Task brief =
Write the line that includes "Extract the structured" and all subsequent lines, exactly as written, and nothing more.

Supplied data =
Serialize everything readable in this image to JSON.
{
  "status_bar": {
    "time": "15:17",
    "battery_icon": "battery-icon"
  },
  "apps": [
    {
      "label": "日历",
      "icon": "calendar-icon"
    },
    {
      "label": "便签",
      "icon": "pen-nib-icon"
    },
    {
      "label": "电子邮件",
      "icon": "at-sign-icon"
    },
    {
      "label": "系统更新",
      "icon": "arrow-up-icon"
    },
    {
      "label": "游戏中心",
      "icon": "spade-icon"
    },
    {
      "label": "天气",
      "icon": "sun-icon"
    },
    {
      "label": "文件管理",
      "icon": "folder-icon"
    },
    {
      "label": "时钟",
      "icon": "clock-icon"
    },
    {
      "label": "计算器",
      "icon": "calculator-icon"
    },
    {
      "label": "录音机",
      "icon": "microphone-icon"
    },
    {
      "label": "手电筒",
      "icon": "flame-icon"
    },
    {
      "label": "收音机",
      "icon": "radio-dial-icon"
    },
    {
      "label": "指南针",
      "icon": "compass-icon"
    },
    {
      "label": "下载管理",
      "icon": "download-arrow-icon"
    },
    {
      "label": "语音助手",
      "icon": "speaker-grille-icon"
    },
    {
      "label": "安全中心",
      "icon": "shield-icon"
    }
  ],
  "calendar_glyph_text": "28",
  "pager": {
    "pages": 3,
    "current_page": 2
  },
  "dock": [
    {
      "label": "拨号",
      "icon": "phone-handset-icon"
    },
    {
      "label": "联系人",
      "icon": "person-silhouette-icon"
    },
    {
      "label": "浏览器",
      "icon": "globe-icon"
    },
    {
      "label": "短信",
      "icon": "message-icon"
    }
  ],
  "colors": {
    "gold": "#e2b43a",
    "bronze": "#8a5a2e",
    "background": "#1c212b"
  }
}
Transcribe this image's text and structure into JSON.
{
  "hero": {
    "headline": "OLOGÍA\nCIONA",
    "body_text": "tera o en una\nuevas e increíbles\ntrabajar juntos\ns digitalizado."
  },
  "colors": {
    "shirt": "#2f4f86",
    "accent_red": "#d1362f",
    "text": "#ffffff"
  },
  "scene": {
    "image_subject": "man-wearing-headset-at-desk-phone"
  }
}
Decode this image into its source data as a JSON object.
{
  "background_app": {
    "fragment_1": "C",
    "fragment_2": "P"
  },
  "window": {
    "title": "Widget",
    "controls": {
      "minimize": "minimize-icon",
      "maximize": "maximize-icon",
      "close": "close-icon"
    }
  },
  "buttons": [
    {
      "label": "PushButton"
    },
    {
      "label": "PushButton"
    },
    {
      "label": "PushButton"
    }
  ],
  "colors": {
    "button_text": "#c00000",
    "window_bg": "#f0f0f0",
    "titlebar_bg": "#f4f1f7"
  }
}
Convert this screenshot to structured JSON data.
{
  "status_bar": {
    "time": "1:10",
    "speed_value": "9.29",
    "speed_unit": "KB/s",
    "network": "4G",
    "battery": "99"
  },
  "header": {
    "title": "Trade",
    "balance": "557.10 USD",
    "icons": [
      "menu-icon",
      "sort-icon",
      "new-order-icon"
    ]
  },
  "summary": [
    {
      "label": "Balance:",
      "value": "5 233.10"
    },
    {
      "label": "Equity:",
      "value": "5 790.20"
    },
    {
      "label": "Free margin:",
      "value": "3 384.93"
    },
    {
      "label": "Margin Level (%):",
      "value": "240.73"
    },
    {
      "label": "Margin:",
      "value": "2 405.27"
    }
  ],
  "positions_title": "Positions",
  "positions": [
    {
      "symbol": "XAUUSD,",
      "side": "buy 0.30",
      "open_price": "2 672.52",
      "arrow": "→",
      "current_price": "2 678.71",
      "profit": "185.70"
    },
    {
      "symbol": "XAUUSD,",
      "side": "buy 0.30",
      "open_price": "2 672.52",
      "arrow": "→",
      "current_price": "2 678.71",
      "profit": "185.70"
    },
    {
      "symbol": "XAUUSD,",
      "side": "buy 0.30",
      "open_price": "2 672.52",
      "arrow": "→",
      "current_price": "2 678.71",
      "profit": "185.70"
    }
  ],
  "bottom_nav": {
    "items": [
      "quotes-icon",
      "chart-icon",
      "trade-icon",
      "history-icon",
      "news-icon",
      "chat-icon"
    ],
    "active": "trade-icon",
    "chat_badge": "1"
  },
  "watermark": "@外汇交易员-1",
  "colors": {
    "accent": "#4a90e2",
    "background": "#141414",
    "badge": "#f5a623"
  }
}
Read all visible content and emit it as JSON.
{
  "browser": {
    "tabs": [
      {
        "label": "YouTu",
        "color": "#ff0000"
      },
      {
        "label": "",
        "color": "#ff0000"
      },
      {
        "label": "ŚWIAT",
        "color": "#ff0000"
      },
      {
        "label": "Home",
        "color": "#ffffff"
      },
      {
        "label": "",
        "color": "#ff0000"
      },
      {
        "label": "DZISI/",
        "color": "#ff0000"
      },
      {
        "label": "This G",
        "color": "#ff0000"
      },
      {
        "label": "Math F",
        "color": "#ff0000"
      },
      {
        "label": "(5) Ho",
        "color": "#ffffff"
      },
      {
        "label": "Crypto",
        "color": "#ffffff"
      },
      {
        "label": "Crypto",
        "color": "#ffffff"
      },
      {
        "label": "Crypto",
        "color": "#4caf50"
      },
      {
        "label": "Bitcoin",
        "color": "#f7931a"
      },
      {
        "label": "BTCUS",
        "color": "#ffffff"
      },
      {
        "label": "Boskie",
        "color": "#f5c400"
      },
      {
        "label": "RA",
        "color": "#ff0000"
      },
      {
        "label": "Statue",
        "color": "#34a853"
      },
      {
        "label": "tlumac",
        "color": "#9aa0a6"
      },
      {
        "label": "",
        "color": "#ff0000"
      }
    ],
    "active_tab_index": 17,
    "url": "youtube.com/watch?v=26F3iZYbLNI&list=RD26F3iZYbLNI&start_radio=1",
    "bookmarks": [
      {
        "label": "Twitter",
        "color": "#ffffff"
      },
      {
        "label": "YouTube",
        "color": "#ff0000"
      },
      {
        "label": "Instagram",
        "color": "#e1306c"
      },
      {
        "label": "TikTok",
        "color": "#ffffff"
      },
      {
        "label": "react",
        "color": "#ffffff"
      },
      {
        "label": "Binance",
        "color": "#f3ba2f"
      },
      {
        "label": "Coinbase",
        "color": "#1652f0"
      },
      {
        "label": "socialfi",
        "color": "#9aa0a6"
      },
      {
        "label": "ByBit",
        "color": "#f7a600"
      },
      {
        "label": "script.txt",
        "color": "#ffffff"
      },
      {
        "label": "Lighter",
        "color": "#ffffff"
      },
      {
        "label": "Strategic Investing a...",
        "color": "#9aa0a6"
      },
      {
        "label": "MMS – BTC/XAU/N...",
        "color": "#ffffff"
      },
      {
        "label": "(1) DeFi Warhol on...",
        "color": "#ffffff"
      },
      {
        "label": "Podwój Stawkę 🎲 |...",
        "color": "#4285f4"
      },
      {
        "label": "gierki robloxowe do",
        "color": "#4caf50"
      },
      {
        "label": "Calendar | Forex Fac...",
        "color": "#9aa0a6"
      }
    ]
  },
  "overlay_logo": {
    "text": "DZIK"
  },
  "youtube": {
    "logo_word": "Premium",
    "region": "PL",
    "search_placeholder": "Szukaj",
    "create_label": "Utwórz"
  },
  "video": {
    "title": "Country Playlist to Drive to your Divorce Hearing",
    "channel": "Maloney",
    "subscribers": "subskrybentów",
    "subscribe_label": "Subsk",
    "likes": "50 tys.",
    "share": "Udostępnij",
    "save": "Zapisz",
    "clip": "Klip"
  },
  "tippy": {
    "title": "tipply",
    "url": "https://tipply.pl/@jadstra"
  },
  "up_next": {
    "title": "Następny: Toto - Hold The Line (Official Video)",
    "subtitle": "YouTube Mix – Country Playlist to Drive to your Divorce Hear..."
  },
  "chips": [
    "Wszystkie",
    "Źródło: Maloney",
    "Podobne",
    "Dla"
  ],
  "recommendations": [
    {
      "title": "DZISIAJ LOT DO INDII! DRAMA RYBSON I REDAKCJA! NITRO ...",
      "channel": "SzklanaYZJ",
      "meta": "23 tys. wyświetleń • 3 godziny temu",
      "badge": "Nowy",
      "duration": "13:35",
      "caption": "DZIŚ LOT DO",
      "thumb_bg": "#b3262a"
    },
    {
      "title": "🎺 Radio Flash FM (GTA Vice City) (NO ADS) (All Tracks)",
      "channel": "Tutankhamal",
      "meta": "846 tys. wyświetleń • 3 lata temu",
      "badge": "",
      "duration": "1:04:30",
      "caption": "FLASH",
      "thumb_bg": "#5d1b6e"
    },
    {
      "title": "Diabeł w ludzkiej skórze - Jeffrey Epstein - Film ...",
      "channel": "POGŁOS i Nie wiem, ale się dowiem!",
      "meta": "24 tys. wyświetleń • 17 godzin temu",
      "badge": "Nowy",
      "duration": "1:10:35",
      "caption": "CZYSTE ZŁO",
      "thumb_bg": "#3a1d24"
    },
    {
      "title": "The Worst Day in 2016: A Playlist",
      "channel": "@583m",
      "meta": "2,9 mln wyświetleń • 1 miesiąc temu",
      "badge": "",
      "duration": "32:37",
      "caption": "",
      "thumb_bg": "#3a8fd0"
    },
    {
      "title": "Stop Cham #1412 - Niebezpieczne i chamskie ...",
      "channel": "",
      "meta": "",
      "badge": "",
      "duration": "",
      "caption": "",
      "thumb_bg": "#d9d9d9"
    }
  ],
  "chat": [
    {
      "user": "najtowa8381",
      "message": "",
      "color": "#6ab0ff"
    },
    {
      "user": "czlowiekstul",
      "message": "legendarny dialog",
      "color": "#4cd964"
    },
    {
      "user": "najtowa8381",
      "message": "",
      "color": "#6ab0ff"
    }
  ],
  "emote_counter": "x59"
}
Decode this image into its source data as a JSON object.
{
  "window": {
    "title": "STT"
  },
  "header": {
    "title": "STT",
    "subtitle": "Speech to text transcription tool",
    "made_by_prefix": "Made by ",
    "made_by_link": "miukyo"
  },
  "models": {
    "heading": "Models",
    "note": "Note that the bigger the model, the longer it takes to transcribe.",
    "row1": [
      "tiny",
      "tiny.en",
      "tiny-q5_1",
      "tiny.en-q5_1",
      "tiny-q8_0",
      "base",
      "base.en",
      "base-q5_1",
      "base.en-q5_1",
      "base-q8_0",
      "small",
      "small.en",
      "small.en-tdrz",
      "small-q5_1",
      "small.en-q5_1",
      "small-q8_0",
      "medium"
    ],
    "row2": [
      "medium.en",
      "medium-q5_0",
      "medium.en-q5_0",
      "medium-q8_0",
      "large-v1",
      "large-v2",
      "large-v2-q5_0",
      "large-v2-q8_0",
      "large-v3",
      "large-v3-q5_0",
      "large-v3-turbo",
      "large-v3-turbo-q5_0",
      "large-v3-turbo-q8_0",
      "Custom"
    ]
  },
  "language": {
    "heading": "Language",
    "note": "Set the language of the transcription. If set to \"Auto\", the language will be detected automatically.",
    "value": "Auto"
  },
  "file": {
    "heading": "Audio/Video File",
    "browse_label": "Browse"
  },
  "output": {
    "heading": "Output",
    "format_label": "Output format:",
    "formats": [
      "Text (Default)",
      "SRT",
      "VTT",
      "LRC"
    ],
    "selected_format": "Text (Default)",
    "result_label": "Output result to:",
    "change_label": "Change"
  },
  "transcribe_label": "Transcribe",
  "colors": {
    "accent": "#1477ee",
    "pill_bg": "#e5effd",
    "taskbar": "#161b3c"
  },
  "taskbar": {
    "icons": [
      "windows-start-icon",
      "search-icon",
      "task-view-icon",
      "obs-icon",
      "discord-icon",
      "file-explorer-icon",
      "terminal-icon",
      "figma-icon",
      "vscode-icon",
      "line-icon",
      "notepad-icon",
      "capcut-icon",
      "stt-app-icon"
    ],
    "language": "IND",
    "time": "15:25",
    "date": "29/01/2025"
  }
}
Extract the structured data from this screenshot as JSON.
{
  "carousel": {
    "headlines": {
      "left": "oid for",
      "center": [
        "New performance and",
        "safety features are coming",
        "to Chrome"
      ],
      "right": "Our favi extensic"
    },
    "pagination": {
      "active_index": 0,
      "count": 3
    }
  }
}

The answer =
Extract the structured data from this screenshot as JSON.
{
  "carousel": {
    "headlines": {
      "left": "oid for",
      "center": [
        "New performance and",
        "safety features are coming",
        "to Chrome"
      ],
      "right": "Our favi extensic"
    },
    "pagination": {
      "active_index": 0,
      "count": 3
    }
  }
}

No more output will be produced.